Exercise:
Determine how many lines contain the string "Rainfall". Respond with that number and nothing more.

Raw data:

╭──

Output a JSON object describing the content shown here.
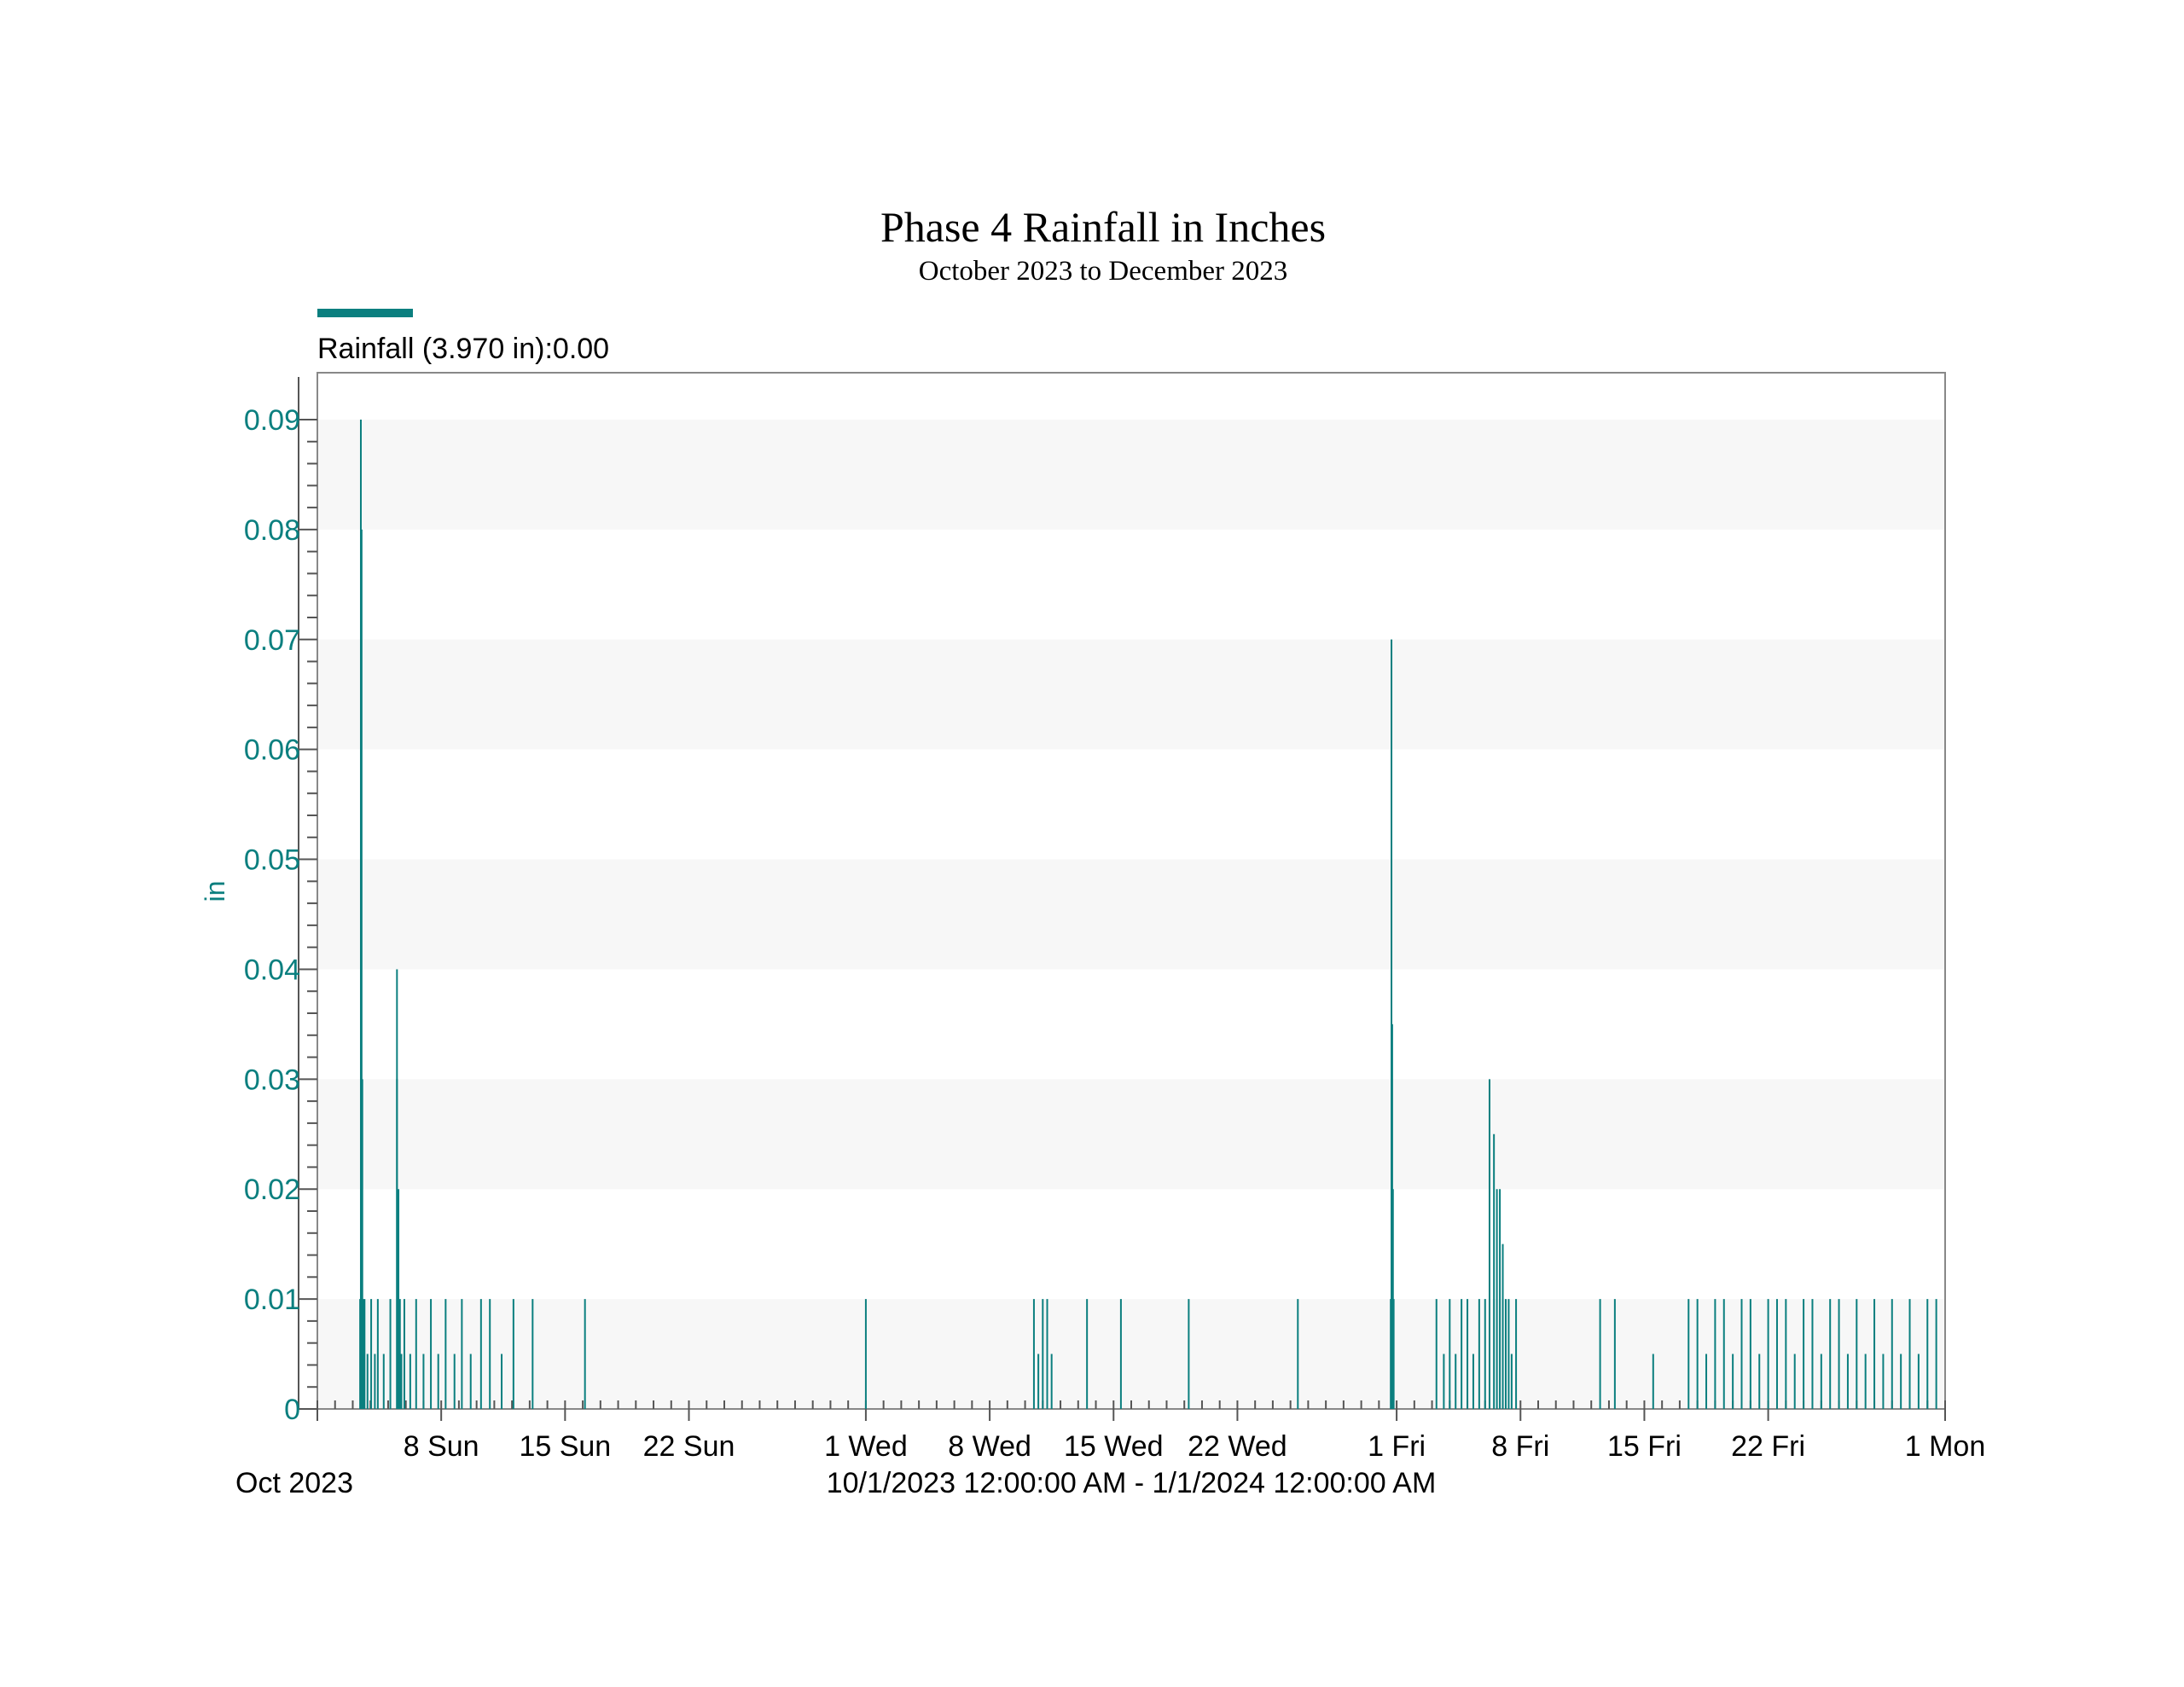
{
  "colors": {
    "series": "#0b7f7f",
    "band": "#f7f7f7",
    "axis": "#555555",
    "text": "#000000"
  },
  "chart_data": {
    "type": "bar",
    "title": "Phase 4 Rainfall in Inches",
    "subtitle": "October 2023 to December 2023",
    "ylabel": "in",
    "xrange_label": "10/1/2023 12:00:00 AM - 1/1/2024 12:00:00 AM",
    "xlim": [
      "2023-10-01",
      "2024-01-01"
    ],
    "ylim": [
      0,
      0.095
    ],
    "y_ticks": [
      "0",
      "0.01",
      "0.02",
      "0.03",
      "0.04",
      "0.05",
      "0.06",
      "0.07",
      "0.08",
      "0.09"
    ],
    "x_ticks": [
      {
        "date": "2023-10-01",
        "label": "Oct 2023"
      },
      {
        "date": "2023-10-08",
        "label": "8 Sun"
      },
      {
        "date": "2023-10-15",
        "label": "15 Sun"
      },
      {
        "date": "2023-10-22",
        "label": "22 Sun"
      },
      {
        "date": "2023-11-01",
        "label": "1 Wed"
      },
      {
        "date": "2023-11-08",
        "label": "8 Wed"
      },
      {
        "date": "2023-11-15",
        "label": "15 Wed"
      },
      {
        "date": "2023-11-22",
        "label": "22 Wed"
      },
      {
        "date": "2023-12-01",
        "label": "1 Fri"
      },
      {
        "date": "2023-12-08",
        "label": "8 Fri"
      },
      {
        "date": "2023-12-15",
        "label": "15 Fri"
      },
      {
        "date": "2023-12-22",
        "label": "22 Fri"
      },
      {
        "date": "2024-01-01",
        "label": "1 Mon"
      }
    ],
    "grid": "alternating horizontal bands",
    "legend": {
      "position": "top-left",
      "label": "Rainfall (3.970 in):0.00"
    },
    "series": [
      {
        "x": [
          "2023-10-03 10:00",
          "2023-10-03 11:00",
          "2023-10-03 12:00",
          "2023-10-03 13:00",
          "2023-10-03 14:00",
          "2023-10-03 16:00",
          "2023-10-03 20:00",
          "2023-10-04 01:00",
          "2023-10-04 06:00",
          "2023-10-04 10:00",
          "2023-10-04 18:00",
          "2023-10-05 03:00",
          "2023-10-05 12:00",
          "2023-10-05 12:00",
          "2023-10-05 14:00",
          "2023-10-05 16:00",
          "2023-10-05 18:00",
          "2023-10-05 22:00",
          "2023-10-06 06:00",
          "2023-10-06 14:00",
          "2023-10-07 00:00",
          "2023-10-07 10:00",
          "2023-10-07 20:00",
          "2023-10-08 06:00",
          "2023-10-08 18:00",
          "2023-10-09 04:00",
          "2023-10-09 16:00",
          "2023-10-10 06:00",
          "2023-10-10 18:00",
          "2023-10-11 10:00",
          "2023-10-12 02:00",
          "2023-10-13 04:00",
          "2023-10-16 03:00",
          "2023-11-01 00:00",
          "2023-11-10 12:00",
          "2023-11-10 18:00",
          "2023-11-11 00:00",
          "2023-11-11 06:00",
          "2023-11-11 12:00",
          "2023-11-13 12:00",
          "2023-11-15 10:00",
          "2023-11-19 06:00",
          "2023-11-25 10:00",
          "2023-11-30 16:00",
          "2023-11-30 17:00",
          "2023-11-30 18:00",
          "2023-11-30 19:00",
          "2023-11-30 20:00",
          "2023-12-03 06:00",
          "2023-12-03 16:00",
          "2023-12-04 00:00",
          "2023-12-04 08:00",
          "2023-12-04 16:00",
          "2023-12-05 00:00",
          "2023-12-05 08:00",
          "2023-12-05 16:00",
          "2023-12-06 00:00",
          "2023-12-06 06:00",
          "2023-12-06 12:00",
          "2023-12-06 16:00",
          "2023-12-06 20:00",
          "2023-12-07 00:00",
          "2023-12-07 04:00",
          "2023-12-07 08:00",
          "2023-12-07 12:00",
          "2023-12-07 18:00",
          "2023-12-12 12:00",
          "2023-12-13 08:00",
          "2023-12-15 12:00",
          "2023-12-17 12:00",
          "2023-12-18 00:00",
          "2023-12-18 12:00",
          "2023-12-19 00:00",
          "2023-12-19 12:00",
          "2023-12-20 00:00",
          "2023-12-20 12:00",
          "2023-12-21 00:00",
          "2023-12-21 12:00",
          "2023-12-22 00:00",
          "2023-12-22 12:00",
          "2023-12-23 00:00",
          "2023-12-23 12:00",
          "2023-12-24 00:00",
          "2023-12-24 12:00",
          "2023-12-25 00:00",
          "2023-12-25 12:00",
          "2023-12-26 00:00",
          "2023-12-26 12:00",
          "2023-12-27 00:00",
          "2023-12-27 12:00",
          "2023-12-28 00:00",
          "2023-12-28 12:00",
          "2023-12-29 00:00",
          "2023-12-29 12:00",
          "2023-12-30 00:00",
          "2023-12-30 12:00",
          "2023-12-31 00:00",
          "2023-12-31 12:00"
        ],
        "values": [
          0.01,
          0.09,
          0.08,
          0.03,
          0.01,
          0.01,
          0.005,
          0.01,
          0.005,
          0.01,
          0.005,
          0.01,
          0.04,
          0.03,
          0.02,
          0.01,
          0.005,
          0.01,
          0.005,
          0.01,
          0.005,
          0.01,
          0.005,
          0.01,
          0.005,
          0.01,
          0.005,
          0.01,
          0.01,
          0.005,
          0.01,
          0.01,
          0.01,
          0.01,
          0.01,
          0.005,
          0.01,
          0.01,
          0.005,
          0.01,
          0.01,
          0.01,
          0.01,
          0.01,
          0.07,
          0.035,
          0.02,
          0.01,
          0.01,
          0.005,
          0.01,
          0.005,
          0.01,
          0.01,
          0.005,
          0.01,
          0.01,
          0.03,
          0.025,
          0.02,
          0.02,
          0.015,
          0.01,
          0.01,
          0.005,
          0.01,
          0.01,
          0.01,
          0.005,
          0.01,
          0.01,
          0.005,
          0.01,
          0.01,
          0.005,
          0.01,
          0.01,
          0.005,
          0.01,
          0.01,
          0.01,
          0.005,
          0.01,
          0.01,
          0.005,
          0.01,
          0.01,
          0.005,
          0.01,
          0.005,
          0.01,
          0.005,
          0.01,
          0.005,
          0.01,
          0.005,
          0.01,
          0.01
        ]
      }
    ]
  }
}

╰──

Solution:
2